Chart and figure data
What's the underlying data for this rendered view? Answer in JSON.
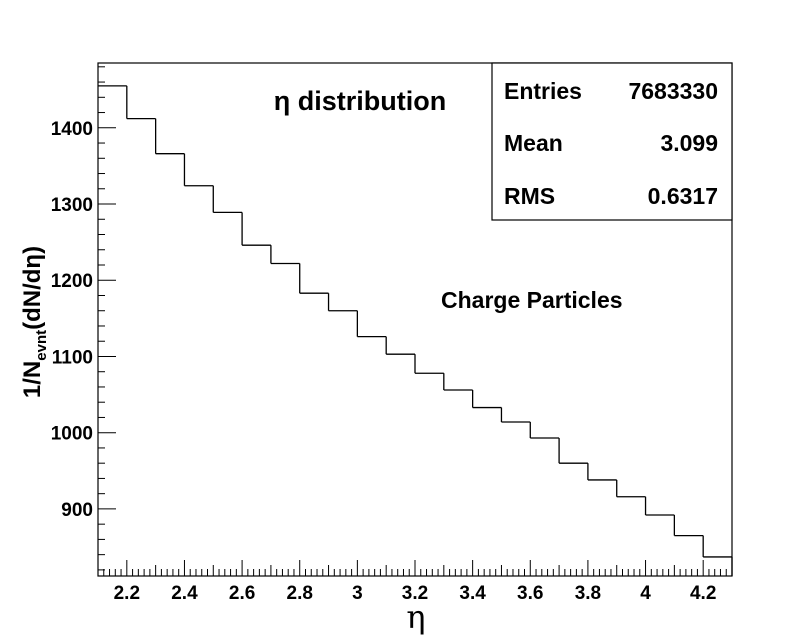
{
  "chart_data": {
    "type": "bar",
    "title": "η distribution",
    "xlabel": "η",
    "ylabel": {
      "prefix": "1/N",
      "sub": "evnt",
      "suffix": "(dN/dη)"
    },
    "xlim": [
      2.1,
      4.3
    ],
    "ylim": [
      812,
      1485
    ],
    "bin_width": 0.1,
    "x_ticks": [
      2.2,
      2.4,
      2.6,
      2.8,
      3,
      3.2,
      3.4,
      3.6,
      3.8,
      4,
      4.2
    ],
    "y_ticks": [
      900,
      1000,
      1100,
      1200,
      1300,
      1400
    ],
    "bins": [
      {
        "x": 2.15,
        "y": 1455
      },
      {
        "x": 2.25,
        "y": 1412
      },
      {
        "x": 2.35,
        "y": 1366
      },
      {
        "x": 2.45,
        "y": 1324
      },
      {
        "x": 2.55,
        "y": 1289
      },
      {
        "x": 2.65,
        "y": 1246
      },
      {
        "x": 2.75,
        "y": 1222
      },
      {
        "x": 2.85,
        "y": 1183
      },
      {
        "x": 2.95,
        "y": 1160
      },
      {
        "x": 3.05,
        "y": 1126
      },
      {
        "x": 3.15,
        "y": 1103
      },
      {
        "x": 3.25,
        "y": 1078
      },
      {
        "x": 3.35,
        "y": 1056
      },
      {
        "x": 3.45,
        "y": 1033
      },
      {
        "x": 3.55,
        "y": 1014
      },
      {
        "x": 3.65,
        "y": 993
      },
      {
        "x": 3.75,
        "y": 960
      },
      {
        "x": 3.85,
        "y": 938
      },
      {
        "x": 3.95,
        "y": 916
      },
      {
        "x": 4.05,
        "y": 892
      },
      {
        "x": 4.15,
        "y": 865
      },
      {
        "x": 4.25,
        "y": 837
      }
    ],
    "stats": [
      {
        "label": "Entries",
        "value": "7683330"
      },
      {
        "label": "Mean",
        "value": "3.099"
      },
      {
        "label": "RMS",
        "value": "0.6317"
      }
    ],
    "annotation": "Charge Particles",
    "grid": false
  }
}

STATED EXERCISE
In the copy, include all records verbatim but no images.

OUTPUT BELOW
What's the underlying data for this rendered view? Answer in JSON.
{
  "chart_data": {
    "type": "bar",
    "title": "η distribution",
    "xlabel": "η",
    "ylabel": {
      "prefix": "1/N",
      "sub": "evnt",
      "suffix": "(dN/dη)"
    },
    "xlim": [
      2.1,
      4.3
    ],
    "ylim": [
      812,
      1485
    ],
    "bin_width": 0.1,
    "x_ticks": [
      2.2,
      2.4,
      2.6,
      2.8,
      3,
      3.2,
      3.4,
      3.6,
      3.8,
      4,
      4.2
    ],
    "y_ticks": [
      900,
      1000,
      1100,
      1200,
      1300,
      1400
    ],
    "bins": [
      {
        "x": 2.15,
        "y": 1455
      },
      {
        "x": 2.25,
        "y": 1412
      },
      {
        "x": 2.35,
        "y": 1366
      },
      {
        "x": 2.45,
        "y": 1324
      },
      {
        "x": 2.55,
        "y": 1289
      },
      {
        "x": 2.65,
        "y": 1246
      },
      {
        "x": 2.75,
        "y": 1222
      },
      {
        "x": 2.85,
        "y": 1183
      },
      {
        "x": 2.95,
        "y": 1160
      },
      {
        "x": 3.05,
        "y": 1126
      },
      {
        "x": 3.15,
        "y": 1103
      },
      {
        "x": 3.25,
        "y": 1078
      },
      {
        "x": 3.35,
        "y": 1056
      },
      {
        "x": 3.45,
        "y": 1033
      },
      {
        "x": 3.55,
        "y": 1014
      },
      {
        "x": 3.65,
        "y": 993
      },
      {
        "x": 3.75,
        "y": 960
      },
      {
        "x": 3.85,
        "y": 938
      },
      {
        "x": 3.95,
        "y": 916
      },
      {
        "x": 4.05,
        "y": 892
      },
      {
        "x": 4.15,
        "y": 865
      },
      {
        "x": 4.25,
        "y": 837
      }
    ],
    "stats": [
      {
        "label": "Entries",
        "value": "7683330"
      },
      {
        "label": "Mean",
        "value": "3.099"
      },
      {
        "label": "RMS",
        "value": "0.6317"
      }
    ],
    "annotation": "Charge Particles",
    "grid": false
  }
}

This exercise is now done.